(WORK TO DO): Below are records; reproduce exactly the lines from the one containing "Read all visible content and emit it as JSON." through the end, both included, and only those.

(RECORD LIST):
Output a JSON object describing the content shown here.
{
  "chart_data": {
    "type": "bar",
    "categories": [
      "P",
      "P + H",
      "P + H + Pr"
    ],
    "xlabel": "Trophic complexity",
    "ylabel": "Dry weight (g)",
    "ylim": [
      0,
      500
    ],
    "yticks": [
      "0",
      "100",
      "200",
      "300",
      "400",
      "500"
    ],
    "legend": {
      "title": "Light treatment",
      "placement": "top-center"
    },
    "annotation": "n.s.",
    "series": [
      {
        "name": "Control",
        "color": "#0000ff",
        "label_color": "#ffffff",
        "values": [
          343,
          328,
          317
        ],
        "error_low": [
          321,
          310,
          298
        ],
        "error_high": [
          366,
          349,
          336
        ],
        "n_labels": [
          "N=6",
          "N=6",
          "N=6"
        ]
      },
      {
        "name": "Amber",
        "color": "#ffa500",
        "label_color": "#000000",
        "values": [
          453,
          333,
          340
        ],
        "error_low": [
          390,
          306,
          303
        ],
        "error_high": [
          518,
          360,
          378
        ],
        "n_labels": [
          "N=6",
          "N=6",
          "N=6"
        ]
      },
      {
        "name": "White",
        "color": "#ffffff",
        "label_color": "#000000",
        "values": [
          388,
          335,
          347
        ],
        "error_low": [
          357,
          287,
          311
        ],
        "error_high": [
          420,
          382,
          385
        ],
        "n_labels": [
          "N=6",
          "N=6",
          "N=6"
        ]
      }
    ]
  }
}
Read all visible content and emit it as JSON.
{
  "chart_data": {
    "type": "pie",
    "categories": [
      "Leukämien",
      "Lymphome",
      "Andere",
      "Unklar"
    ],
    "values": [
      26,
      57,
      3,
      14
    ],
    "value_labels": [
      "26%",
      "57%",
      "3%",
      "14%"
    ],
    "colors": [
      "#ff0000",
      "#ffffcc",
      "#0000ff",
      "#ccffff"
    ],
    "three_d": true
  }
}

(WRITTEN SOLUTION):
Read all visible content and emit it as JSON.
{
  "chart_data": {
    "type": "pie",
    "categories": [
      "Leukämien",
      "Lymphome",
      "Andere",
      "Unklar"
    ],
    "values": [
      26,
      57,
      3,
      14
    ],
    "value_labels": [
      "26%",
      "57%",
      "3%",
      "14%"
    ],
    "colors": [
      "#ff0000",
      "#ffffcc",
      "#0000ff",
      "#ccffff"
    ],
    "three_d": true
  }
}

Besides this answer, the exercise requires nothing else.